*** Extracted data ***

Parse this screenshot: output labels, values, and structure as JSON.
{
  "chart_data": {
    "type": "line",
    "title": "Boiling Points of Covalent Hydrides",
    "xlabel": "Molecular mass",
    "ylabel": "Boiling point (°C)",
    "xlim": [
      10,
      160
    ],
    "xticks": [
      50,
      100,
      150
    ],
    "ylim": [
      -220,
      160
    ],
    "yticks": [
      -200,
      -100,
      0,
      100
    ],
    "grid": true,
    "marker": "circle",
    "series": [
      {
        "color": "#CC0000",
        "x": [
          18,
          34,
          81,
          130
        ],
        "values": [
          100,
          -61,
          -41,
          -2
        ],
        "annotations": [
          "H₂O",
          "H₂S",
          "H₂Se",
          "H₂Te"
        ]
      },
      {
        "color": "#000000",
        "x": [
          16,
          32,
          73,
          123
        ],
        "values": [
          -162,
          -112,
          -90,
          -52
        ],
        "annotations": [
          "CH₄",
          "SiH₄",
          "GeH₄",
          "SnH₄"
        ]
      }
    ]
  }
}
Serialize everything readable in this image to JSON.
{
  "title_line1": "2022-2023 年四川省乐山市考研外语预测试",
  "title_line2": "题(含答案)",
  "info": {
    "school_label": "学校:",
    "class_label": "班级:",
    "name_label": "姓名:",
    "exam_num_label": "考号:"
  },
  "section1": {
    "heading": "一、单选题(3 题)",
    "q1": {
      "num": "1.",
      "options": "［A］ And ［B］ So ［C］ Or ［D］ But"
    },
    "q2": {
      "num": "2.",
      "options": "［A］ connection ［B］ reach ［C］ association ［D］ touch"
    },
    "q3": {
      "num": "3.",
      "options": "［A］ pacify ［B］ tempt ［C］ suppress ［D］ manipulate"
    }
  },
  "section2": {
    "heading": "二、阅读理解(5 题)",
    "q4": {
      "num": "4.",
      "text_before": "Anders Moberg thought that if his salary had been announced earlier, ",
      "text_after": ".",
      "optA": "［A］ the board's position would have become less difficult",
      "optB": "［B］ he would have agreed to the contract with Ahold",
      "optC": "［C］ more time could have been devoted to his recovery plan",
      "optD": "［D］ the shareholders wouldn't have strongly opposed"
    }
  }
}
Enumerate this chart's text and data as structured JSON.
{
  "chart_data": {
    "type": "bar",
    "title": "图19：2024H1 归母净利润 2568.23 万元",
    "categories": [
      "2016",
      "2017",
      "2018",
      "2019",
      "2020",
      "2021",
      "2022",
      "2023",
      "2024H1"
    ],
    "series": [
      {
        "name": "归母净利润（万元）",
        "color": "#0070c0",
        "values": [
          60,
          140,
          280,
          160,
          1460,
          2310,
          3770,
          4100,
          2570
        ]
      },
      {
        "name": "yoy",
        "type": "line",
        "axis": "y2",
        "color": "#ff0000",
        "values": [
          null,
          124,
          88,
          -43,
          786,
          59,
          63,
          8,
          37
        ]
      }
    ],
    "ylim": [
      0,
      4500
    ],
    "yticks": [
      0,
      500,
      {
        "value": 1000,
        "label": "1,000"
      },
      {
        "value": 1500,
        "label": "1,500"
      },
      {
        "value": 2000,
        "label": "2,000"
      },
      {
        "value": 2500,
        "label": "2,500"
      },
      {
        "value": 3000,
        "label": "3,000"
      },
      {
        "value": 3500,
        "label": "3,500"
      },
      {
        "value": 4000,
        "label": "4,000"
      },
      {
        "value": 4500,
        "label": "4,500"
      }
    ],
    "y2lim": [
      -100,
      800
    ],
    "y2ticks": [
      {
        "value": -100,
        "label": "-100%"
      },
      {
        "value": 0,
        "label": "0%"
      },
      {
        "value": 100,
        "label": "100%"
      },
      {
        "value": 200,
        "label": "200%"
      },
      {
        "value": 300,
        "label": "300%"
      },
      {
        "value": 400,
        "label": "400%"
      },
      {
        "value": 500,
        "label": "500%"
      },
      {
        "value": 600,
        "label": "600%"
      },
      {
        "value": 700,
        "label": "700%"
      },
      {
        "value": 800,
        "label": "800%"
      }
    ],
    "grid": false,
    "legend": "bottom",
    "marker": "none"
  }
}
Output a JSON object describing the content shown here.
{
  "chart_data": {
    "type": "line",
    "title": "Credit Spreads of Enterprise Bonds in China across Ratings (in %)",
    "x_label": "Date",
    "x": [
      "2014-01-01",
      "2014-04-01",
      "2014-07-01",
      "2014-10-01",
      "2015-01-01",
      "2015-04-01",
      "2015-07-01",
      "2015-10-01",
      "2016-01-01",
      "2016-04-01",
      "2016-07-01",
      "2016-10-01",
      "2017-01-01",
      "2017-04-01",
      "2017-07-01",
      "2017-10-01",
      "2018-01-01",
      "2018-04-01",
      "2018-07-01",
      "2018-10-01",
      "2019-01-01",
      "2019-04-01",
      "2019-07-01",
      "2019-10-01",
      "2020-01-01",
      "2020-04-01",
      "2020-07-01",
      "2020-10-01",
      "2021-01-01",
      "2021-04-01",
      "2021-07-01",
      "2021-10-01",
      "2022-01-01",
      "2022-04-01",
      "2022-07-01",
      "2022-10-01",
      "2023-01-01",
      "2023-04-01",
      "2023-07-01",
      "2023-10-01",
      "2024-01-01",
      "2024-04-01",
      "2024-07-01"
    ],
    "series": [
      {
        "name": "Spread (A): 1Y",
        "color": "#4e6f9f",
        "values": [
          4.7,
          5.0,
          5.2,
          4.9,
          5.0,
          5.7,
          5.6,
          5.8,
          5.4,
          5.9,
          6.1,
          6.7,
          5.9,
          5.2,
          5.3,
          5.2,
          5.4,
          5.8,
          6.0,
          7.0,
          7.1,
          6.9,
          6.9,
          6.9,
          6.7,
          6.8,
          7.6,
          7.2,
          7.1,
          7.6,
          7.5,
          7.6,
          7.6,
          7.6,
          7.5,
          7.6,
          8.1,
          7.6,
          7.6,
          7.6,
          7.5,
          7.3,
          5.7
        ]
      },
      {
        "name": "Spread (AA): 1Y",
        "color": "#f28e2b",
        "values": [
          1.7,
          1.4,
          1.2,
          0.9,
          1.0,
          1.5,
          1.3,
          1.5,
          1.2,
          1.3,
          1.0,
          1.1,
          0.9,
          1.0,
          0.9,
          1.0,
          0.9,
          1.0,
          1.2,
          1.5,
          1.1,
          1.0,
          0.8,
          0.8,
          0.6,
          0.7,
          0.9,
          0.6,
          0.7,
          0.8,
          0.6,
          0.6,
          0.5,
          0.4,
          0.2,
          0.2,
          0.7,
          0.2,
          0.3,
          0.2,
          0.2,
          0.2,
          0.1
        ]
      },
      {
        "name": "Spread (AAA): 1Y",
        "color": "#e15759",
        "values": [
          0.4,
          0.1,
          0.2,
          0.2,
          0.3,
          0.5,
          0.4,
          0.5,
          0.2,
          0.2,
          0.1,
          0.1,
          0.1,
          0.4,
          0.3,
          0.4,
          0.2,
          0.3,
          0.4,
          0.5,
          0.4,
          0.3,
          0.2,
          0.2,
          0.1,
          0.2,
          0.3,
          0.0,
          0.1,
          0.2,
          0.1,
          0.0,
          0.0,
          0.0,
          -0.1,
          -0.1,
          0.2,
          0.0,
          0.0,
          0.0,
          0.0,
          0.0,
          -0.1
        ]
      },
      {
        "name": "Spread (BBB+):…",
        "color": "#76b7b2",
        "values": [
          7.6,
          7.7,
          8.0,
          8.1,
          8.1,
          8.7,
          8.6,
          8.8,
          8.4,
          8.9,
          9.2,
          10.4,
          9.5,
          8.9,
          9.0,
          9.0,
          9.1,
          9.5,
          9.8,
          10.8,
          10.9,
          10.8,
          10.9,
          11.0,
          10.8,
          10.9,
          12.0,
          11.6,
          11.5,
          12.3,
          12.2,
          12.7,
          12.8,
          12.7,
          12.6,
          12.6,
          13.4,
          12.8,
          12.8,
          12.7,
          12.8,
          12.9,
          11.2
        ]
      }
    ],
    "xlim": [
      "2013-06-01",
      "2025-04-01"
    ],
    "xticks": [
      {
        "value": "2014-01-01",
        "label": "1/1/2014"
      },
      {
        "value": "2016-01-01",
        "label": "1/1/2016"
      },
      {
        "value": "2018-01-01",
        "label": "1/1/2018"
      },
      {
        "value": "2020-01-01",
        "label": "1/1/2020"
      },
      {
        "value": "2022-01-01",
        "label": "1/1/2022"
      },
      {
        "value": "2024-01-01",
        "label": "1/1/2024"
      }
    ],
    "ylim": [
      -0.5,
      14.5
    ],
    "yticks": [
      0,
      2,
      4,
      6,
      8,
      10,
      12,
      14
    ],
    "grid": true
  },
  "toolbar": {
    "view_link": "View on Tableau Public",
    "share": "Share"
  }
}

***

▸ Exercise aim
Find every line in the records that contains the word "been"; copy those lines.

▸ Response
      "text_before": "Anders Moberg thought that if his salary had been announced earlier, ",
      "optC": "［C］ more time could have been devoted to his recovery plan",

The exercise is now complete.